Exercise:
Update the items from the line containing "261, 627, 300]" through the line containing "678, 297, 686]", replacing every "candle-body" with "candlestick-body" and leaving everything else unchanged.

>> START

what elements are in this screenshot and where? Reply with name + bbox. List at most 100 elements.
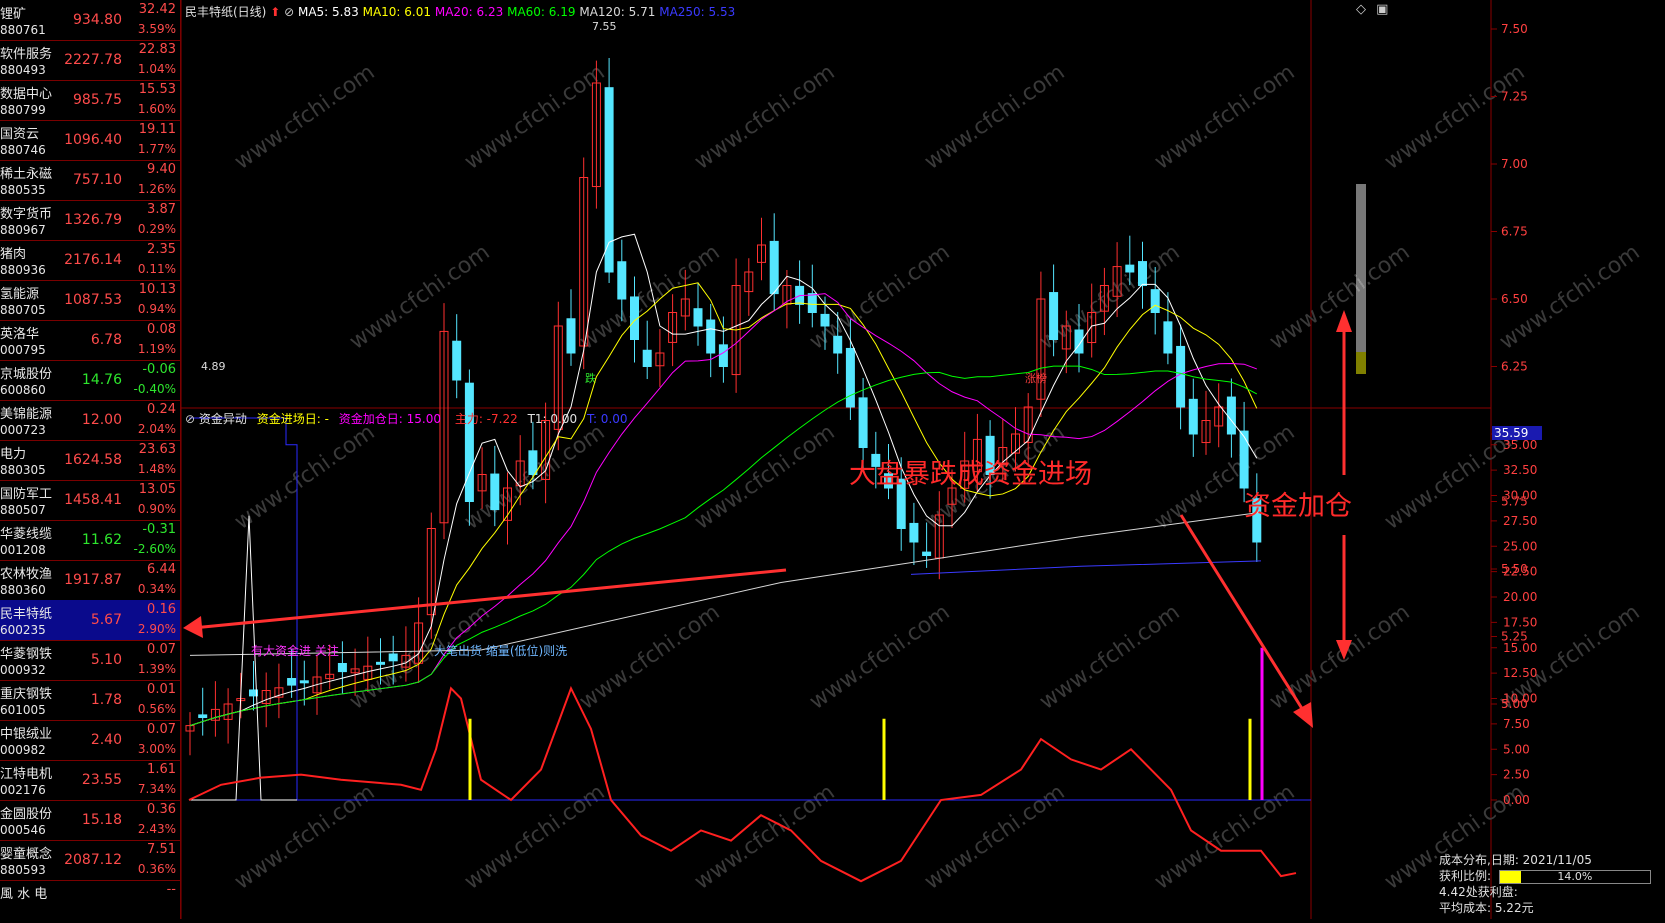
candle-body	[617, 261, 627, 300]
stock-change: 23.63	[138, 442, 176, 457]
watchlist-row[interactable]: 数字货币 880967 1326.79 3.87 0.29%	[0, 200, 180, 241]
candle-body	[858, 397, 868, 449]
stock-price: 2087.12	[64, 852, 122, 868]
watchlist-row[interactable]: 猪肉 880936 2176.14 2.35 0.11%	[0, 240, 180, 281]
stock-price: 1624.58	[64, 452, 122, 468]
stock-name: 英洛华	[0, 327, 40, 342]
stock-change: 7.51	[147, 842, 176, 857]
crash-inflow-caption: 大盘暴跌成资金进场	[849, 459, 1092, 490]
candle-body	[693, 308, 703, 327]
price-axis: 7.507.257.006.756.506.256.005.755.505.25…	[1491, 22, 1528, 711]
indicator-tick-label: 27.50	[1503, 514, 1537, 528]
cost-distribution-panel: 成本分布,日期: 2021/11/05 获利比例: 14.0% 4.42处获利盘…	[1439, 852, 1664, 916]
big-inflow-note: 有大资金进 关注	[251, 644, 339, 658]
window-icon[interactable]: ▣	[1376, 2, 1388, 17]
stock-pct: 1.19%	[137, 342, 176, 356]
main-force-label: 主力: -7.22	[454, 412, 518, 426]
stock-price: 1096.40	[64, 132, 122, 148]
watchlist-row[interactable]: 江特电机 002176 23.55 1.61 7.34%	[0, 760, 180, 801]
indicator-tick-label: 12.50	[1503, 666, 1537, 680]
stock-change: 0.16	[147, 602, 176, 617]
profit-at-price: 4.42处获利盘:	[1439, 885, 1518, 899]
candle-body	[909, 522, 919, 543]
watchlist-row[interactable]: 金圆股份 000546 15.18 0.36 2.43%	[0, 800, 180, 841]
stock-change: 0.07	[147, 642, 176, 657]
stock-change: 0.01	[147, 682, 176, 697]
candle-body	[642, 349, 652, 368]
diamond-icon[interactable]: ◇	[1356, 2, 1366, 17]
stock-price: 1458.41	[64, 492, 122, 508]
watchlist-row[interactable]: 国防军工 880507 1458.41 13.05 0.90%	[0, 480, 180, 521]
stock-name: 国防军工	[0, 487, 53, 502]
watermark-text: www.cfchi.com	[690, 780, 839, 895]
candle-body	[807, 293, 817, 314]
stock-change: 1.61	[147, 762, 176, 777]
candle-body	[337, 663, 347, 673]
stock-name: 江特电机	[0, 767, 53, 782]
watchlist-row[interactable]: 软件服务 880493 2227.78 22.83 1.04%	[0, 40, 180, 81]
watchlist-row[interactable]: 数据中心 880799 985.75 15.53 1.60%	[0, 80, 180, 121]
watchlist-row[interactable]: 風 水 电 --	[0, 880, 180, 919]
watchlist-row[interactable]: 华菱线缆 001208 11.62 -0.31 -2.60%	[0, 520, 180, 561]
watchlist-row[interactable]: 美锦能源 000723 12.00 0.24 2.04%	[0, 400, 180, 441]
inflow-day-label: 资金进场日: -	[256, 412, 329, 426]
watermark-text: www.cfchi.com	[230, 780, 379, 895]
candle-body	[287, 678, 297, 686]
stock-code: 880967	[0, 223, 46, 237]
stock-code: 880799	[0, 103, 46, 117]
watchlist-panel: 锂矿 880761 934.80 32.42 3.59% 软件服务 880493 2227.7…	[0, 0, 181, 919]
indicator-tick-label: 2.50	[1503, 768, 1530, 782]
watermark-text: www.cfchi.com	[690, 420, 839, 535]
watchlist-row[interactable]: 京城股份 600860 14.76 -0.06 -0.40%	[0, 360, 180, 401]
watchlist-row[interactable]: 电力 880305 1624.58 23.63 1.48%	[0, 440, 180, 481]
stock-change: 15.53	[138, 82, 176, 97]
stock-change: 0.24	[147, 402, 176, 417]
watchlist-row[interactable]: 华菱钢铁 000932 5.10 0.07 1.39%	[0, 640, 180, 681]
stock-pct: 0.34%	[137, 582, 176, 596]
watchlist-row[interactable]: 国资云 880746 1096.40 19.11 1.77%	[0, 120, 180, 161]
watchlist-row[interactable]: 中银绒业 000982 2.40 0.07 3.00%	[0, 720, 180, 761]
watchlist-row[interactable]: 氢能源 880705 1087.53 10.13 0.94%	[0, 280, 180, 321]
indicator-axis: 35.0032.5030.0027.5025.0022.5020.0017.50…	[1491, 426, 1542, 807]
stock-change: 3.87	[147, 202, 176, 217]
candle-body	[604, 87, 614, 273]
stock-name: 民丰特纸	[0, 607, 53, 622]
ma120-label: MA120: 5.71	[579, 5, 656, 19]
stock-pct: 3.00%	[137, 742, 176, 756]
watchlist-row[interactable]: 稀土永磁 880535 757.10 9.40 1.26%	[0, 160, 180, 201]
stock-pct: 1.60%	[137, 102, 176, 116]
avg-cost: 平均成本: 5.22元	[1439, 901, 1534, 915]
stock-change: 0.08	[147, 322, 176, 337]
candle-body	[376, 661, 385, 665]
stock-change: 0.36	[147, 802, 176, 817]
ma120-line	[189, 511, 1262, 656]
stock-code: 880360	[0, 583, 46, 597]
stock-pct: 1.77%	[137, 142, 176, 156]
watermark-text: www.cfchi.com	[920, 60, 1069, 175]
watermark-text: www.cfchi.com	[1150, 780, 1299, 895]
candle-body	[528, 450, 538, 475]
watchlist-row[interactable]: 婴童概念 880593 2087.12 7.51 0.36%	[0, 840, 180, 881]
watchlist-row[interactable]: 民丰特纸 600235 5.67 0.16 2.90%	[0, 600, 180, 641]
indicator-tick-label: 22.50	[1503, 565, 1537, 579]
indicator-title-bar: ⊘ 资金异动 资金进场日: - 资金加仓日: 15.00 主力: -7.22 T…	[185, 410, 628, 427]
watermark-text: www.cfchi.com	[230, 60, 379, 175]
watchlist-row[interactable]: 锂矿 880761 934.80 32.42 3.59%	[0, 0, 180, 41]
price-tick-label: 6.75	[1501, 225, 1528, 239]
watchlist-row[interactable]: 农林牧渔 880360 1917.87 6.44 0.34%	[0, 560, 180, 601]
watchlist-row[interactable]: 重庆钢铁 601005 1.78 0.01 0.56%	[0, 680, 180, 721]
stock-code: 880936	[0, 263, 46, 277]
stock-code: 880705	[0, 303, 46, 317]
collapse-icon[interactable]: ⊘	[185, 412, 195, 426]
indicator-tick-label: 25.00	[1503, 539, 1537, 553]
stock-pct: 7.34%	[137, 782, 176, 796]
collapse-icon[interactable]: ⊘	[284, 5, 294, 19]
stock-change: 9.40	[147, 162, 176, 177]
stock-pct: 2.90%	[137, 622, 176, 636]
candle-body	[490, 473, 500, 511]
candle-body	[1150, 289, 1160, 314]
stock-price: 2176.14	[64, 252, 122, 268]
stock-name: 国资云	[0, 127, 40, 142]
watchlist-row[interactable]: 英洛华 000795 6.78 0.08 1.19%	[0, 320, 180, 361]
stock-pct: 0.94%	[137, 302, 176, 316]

>> END

Task result:
candlestick-body	[617, 261, 627, 300]
stock-change: 23.63	[138, 442, 176, 457]
watchlist-row[interactable]: 数字货币 880967 1326.79 3.87 0.29%	[0, 200, 180, 241]
candlestick-body	[858, 397, 868, 449]
stock-price: 2087.12	[64, 852, 122, 868]
watchlist-row[interactable]: 猪肉 880936 2176.14 2.35 0.11%	[0, 240, 180, 281]
stock-price: 1624.58	[64, 452, 122, 468]
stock-name: 英洛华	[0, 327, 40, 342]
stock-change: 7.51	[147, 842, 176, 857]
crash-inflow-caption: 大盘暴跌成资金进场	[849, 459, 1092, 490]
candlestick-body	[693, 308, 703, 327]
price-axis: 7.507.257.006.756.506.256.005.755.505.25…	[1491, 22, 1528, 711]
indicator-tick-label: 27.50	[1503, 514, 1537, 528]
cost-distribution-panel: 成本分布,日期: 2021/11/05 获利比例: 14.0% 4.42处获利盘…	[1439, 852, 1664, 916]
big-inflow-note: 有大资金进 关注	[251, 644, 339, 658]
window-icon[interactable]: ▣	[1376, 2, 1388, 17]
stock-pct: 1.19%	[137, 342, 176, 356]
main-force-label: 主力: -7.22	[454, 412, 518, 426]
stock-price: 1096.40	[64, 132, 122, 148]
watchlist-row[interactable]: 江特电机 002176 23.55 1.61 7.34%	[0, 760, 180, 801]
indicator-tick-label: 12.50	[1503, 666, 1537, 680]
stock-change: 0.16	[147, 602, 176, 617]
profit-at-price: 4.42处获利盘:	[1439, 885, 1518, 899]
candlestick-body	[909, 522, 919, 543]
watchlist-row[interactable]: 金圆股份 000546 15.18 0.36 2.43%	[0, 800, 180, 841]
stock-change: 0.07	[147, 642, 176, 657]
stock-change: 0.01	[147, 682, 176, 697]
candlestick-body	[642, 349, 652, 368]
diamond-icon[interactable]: ◇	[1356, 2, 1366, 17]
stock-price: 1458.41	[64, 492, 122, 508]
watchlist-row[interactable]: 国防军工 880507 1458.41 13.05 0.90%	[0, 480, 180, 521]
stock-name: 国防军工	[0, 487, 53, 502]
watermark-text: www.cfchi.com	[690, 780, 839, 895]
candlestick-body	[807, 293, 817, 314]
stock-change: 1.61	[147, 762, 176, 777]
candlestick-body	[337, 663, 347, 673]
stock-name: 江特电机	[0, 767, 53, 782]
watchlist-row[interactable]: 软件服务 880493 2227.78 22.83 1.04%	[0, 40, 180, 81]
watchlist-row[interactable]: 数据中心 880799 985.75 15.53 1.60%	[0, 80, 180, 121]
watchlist-row[interactable]: 風 水 电 --	[0, 880, 180, 919]
watchlist-row[interactable]: 华菱线缆 001208 11.62 -0.31 -2.60%	[0, 520, 180, 561]
watchlist-row[interactable]: 美锦能源 000723 12.00 0.24 2.04%	[0, 400, 180, 441]
inflow-day-label: 资金进场日: -	[256, 412, 329, 426]
watermark-text: www.cfchi.com	[230, 780, 379, 895]
candlestick-body	[287, 678, 297, 686]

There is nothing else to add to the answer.